> **Work required**
Return every record below exactly as written, but leave out the pictures.

BEGIN Data in this exercise

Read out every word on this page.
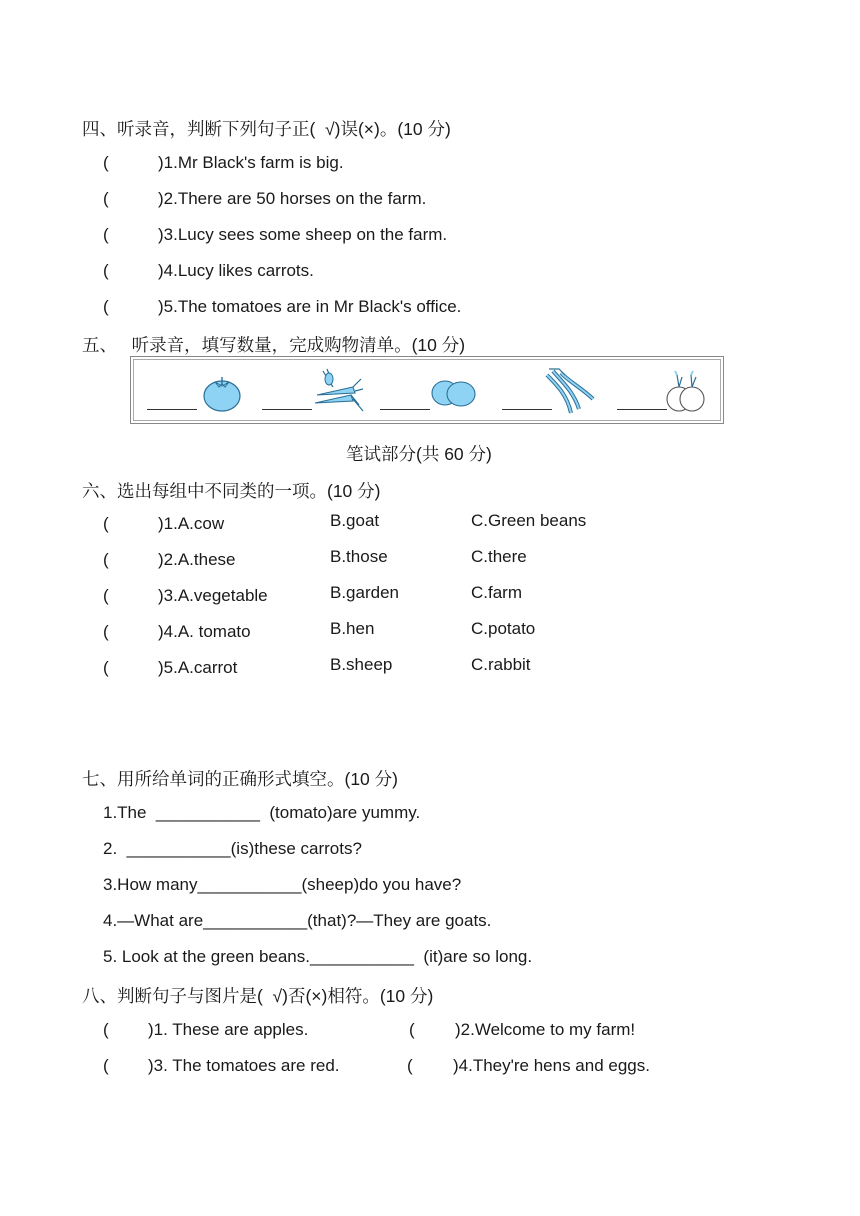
四、听录音，判断下列句子正(  √)误(×)。(10 分)
(	)1.Mr Black's farm is big.
(	)2.There are 50 horses on the farm.
(	)3.Lucy sees some sheep on the farm.
(	)4.Lucy likes carrots.
(	)5.The tomatoes are in Mr Black's office.
五、   听录音，填写数量，完成购物清单。(10 分)
笔试部分(共 60 分)
六、选出每组中不同类的一项。(10 分)
(	)1.A.cow	B.goat	C.Green beans
(	)2.A.these	B.those	C.there
(	)3.A.vegetable	B.garden	C.farm
(	)4.A. tomato	B.hen	C.potato
(	)5.A.carrot	B.sheep	C.rabbit
七、用所给单词的正确形式填空。(10 分)
1.The  ___________  (tomato)are yummy.
2.  ___________(is)these carrots?
3.How many___________(sheep)do you have?
4.—What are___________(that)?—They are goats.
5. Look at the green beans.___________  (it)are so long.
八、判断句子与图片是(  √)否(×)相符。(10 分)
( )1. These are apples.	( )2.Welcome to my farm!
( )3. The tomatoes are red.	( )4.They're hens and eggs.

END Data in this exercise

> **Reply to the exercise**
Read out every word on this page.
四、听录音，判断下列句子正(  √)误(×)。(10 分)
(	)1.Mr Black's farm is big.
(	)2.There are 50 horses on the farm.
(	)3.Lucy sees some sheep on the farm.
(	)4.Lucy likes carrots.
(	)5.The tomatoes are in Mr Black's office.
五、   听录音，填写数量，完成购物清单。(10 分)
笔试部分(共 60 分)
六、选出每组中不同类的一项。(10 分)
(	)1.A.cow	B.goat	C.Green beans
(	)2.A.these	B.those	C.there
(	)3.A.vegetable	B.garden	C.farm
(	)4.A. tomato	B.hen	C.potato
(	)5.A.carrot	B.sheep	C.rabbit
七、用所给单词的正确形式填空。(10 分)
1.The  ___________  (tomato)are yummy.
2.  ___________(is)these carrots?
3.How many___________(sheep)do you have?
4.—What are___________(that)?—They are goats.
5. Look at the green beans.___________  (it)are so long.
八、判断句子与图片是(  √)否(×)相符。(10 分)
( )1. These are apples.	( )2.Welcome to my farm!
( )3. The tomatoes are red.	( )4.They're hens and eggs.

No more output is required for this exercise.